§ **AIM OF THE TASK**
Each entry should be quoted word for word, including every mark of punctuation.

** START RECORDS FOR PROCESSING **

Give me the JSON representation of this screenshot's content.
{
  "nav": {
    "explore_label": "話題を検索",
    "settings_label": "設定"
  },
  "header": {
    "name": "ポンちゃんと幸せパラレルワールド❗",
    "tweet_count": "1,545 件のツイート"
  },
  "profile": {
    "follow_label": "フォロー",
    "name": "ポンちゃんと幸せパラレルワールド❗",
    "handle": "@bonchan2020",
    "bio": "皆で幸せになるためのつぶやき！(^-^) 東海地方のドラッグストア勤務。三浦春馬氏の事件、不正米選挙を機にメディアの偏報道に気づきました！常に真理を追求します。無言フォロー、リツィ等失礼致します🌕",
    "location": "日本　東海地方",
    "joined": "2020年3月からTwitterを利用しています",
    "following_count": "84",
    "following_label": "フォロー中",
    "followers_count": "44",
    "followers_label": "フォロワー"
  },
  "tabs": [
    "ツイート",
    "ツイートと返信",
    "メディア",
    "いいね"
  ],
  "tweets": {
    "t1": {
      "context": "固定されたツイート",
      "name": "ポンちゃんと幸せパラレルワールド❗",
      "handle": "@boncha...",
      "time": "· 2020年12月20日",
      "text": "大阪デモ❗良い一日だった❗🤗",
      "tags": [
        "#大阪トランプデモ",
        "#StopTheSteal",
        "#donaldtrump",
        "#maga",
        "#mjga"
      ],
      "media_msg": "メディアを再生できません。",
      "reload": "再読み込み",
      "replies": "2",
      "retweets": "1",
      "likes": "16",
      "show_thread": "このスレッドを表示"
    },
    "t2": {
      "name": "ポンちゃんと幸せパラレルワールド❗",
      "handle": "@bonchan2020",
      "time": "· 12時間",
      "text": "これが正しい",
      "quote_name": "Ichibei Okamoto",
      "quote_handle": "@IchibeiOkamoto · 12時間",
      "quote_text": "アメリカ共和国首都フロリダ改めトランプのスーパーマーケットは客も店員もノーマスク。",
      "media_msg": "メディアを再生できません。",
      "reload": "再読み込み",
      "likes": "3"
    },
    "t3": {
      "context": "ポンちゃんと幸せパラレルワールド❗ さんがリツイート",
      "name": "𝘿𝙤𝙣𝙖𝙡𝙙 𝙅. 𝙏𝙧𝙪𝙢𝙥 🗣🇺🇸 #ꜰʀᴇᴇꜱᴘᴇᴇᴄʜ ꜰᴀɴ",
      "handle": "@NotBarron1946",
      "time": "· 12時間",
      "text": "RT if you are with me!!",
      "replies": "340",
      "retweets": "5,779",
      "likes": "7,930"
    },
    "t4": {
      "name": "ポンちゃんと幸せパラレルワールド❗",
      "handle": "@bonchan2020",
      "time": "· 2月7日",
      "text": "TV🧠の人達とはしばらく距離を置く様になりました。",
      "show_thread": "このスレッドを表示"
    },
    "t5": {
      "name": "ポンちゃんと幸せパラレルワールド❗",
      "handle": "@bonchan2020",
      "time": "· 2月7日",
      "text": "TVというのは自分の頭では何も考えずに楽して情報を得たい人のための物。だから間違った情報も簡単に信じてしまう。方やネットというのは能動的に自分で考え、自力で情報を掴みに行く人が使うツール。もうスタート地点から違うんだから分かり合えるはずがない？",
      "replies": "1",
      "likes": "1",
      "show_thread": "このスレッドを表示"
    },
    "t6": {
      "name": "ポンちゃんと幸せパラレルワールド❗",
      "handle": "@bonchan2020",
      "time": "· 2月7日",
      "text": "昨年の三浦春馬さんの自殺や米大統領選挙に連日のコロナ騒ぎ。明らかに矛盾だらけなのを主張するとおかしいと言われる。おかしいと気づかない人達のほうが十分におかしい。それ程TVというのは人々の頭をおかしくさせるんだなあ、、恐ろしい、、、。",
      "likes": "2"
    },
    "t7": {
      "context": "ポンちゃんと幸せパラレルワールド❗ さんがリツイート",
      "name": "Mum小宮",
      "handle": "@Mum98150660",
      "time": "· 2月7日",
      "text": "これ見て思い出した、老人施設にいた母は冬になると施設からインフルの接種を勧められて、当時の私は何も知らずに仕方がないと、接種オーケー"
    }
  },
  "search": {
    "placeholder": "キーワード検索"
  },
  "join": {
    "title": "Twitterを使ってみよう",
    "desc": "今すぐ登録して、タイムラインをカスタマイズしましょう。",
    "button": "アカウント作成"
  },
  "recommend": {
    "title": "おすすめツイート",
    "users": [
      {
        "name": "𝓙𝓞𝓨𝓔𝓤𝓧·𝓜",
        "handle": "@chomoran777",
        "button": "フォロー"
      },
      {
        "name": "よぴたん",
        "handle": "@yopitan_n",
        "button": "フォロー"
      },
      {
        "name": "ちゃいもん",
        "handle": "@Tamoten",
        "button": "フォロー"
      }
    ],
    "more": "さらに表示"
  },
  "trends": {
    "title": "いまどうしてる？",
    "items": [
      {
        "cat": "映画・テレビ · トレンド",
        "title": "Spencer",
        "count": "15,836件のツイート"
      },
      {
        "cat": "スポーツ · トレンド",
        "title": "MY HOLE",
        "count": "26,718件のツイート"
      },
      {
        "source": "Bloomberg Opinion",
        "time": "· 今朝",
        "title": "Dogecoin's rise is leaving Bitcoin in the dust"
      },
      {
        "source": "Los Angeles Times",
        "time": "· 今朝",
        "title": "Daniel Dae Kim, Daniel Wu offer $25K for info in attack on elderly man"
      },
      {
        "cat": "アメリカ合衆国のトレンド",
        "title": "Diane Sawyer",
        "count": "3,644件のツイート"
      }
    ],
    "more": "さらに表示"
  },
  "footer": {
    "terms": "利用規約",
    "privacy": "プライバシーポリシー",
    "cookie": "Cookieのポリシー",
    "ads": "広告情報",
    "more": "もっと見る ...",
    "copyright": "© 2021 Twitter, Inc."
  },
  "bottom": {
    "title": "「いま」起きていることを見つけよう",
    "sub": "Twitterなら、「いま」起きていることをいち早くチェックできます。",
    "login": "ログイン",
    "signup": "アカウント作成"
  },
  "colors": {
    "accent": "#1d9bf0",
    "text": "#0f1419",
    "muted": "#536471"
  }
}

** END RECORDS FOR PROCESSING **

§ **RESULT OF THE TASK**
Give me the JSON representation of this screenshot's content.
{
  "nav": {
    "explore_label": "話題を検索",
    "settings_label": "設定"
  },
  "header": {
    "name": "ポンちゃんと幸せパラレルワールド❗",
    "tweet_count": "1,545 件のツイート"
  },
  "profile": {
    "follow_label": "フォロー",
    "name": "ポンちゃんと幸せパラレルワールド❗",
    "handle": "@bonchan2020",
    "bio": "皆で幸せになるためのつぶやき！(^-^) 東海地方のドラッグストア勤務。三浦春馬氏の事件、不正米選挙を機にメディアの偏報道に気づきました！常に真理を追求します。無言フォロー、リツィ等失礼致します🌕",
    "location": "日本　東海地方",
    "joined": "2020年3月からTwitterを利用しています",
    "following_count": "84",
    "following_label": "フォロー中",
    "followers_count": "44",
    "followers_label": "フォロワー"
  },
  "tabs": [
    "ツイート",
    "ツイートと返信",
    "メディア",
    "いいね"
  ],
  "tweets": {
    "t1": {
      "context": "固定されたツイート",
      "name": "ポンちゃんと幸せパラレルワールド❗",
      "handle": "@boncha...",
      "time": "· 2020年12月20日",
      "text": "大阪デモ❗良い一日だった❗🤗",
      "tags": [
        "#大阪トランプデモ",
        "#StopTheSteal",
        "#donaldtrump",
        "#maga",
        "#mjga"
      ],
      "media_msg": "メディアを再生できません。",
      "reload": "再読み込み",
      "replies": "2",
      "retweets": "1",
      "likes": "16",
      "show_thread": "このスレッドを表示"
    },
    "t2": {
      "name": "ポンちゃんと幸せパラレルワールド❗",
      "handle": "@bonchan2020",
      "time": "· 12時間",
      "text": "これが正しい",
      "quote_name": "Ichibei Okamoto",
      "quote_handle": "@IchibeiOkamoto · 12時間",
      "quote_text": "アメリカ共和国首都フロリダ改めトランプのスーパーマーケットは客も店員もノーマスク。",
      "media_msg": "メディアを再生できません。",
      "reload": "再読み込み",
      "likes": "3"
    },
    "t3": {
      "context": "ポンちゃんと幸せパラレルワールド❗ さんがリツイート",
      "name": "𝘿𝙤𝙣𝙖𝙡𝙙 𝙅. 𝙏𝙧𝙪𝙢𝙥 🗣🇺🇸 #ꜰʀᴇᴇꜱᴘᴇᴇᴄʜ ꜰᴀɴ",
      "handle": "@NotBarron1946",
      "time": "· 12時間",
      "text": "RT if you are with me!!",
      "replies": "340",
      "retweets": "5,779",
      "likes": "7,930"
    },
    "t4": {
      "name": "ポンちゃんと幸せパラレルワールド❗",
      "handle": "@bonchan2020",
      "time": "· 2月7日",
      "text": "TV🧠の人達とはしばらく距離を置く様になりました。",
      "show_thread": "このスレッドを表示"
    },
    "t5": {
      "name": "ポンちゃんと幸せパラレルワールド❗",
      "handle": "@bonchan2020",
      "time": "· 2月7日",
      "text": "TVというのは自分の頭では何も考えずに楽して情報を得たい人のための物。だから間違った情報も簡単に信じてしまう。方やネットというのは能動的に自分で考え、自力で情報を掴みに行く人が使うツール。もうスタート地点から違うんだから分かり合えるはずがない？",
      "replies": "1",
      "likes": "1",
      "show_thread": "このスレッドを表示"
    },
    "t6": {
      "name": "ポンちゃんと幸せパラレルワールド❗",
      "handle": "@bonchan2020",
      "time": "· 2月7日",
      "text": "昨年の三浦春馬さんの自殺や米大統領選挙に連日のコロナ騒ぎ。明らかに矛盾だらけなのを主張するとおかしいと言われる。おかしいと気づかない人達のほうが十分におかしい。それ程TVというのは人々の頭をおかしくさせるんだなあ、、恐ろしい、、、。",
      "likes": "2"
    },
    "t7": {
      "context": "ポンちゃんと幸せパラレルワールド❗ さんがリツイート",
      "name": "Mum小宮",
      "handle": "@Mum98150660",
      "time": "· 2月7日",
      "text": "これ見て思い出した、老人施設にいた母は冬になると施設からインフルの接種を勧められて、当時の私は何も知らずに仕方がないと、接種オーケー"
    }
  },
  "search": {
    "placeholder": "キーワード検索"
  },
  "join": {
    "title": "Twitterを使ってみよう",
    "desc": "今すぐ登録して、タイムラインをカスタマイズしましょう。",
    "button": "アカウント作成"
  },
  "recommend": {
    "title": "おすすめツイート",
    "users": [
      {
        "name": "𝓙𝓞𝓨𝓔𝓤𝓧·𝓜",
        "handle": "@chomoran777",
        "button": "フォロー"
      },
      {
        "name": "よぴたん",
        "handle": "@yopitan_n",
        "button": "フォロー"
      },
      {
        "name": "ちゃいもん",
        "handle": "@Tamoten",
        "button": "フォロー"
      }
    ],
    "more": "さらに表示"
  },
  "trends": {
    "title": "いまどうしてる？",
    "items": [
      {
        "cat": "映画・テレビ · トレンド",
        "title": "Spencer",
        "count": "15,836件のツイート"
      },
      {
        "cat": "スポーツ · トレンド",
        "title": "MY HOLE",
        "count": "26,718件のツイート"
      },
      {
        "source": "Bloomberg Opinion",
        "time": "· 今朝",
        "title": "Dogecoin's rise is leaving Bitcoin in the dust"
      },
      {
        "source": "Los Angeles Times",
        "time": "· 今朝",
        "title": "Daniel Dae Kim, Daniel Wu offer $25K for info in attack on elderly man"
      },
      {
        "cat": "アメリカ合衆国のトレンド",
        "title": "Diane Sawyer",
        "count": "3,644件のツイート"
      }
    ],
    "more": "さらに表示"
  },
  "footer": {
    "terms": "利用規約",
    "privacy": "プライバシーポリシー",
    "cookie": "Cookieのポリシー",
    "ads": "広告情報",
    "more": "もっと見る ...",
    "copyright": "© 2021 Twitter, Inc."
  },
  "bottom": {
    "title": "「いま」起きていることを見つけよう",
    "sub": "Twitterなら、「いま」起きていることをいち早くチェックできます。",
    "login": "ログイン",
    "signup": "アカウント作成"
  },
  "colors": {
    "accent": "#1d9bf0",
    "text": "#0f1419",
    "muted": "#536471"
  }
}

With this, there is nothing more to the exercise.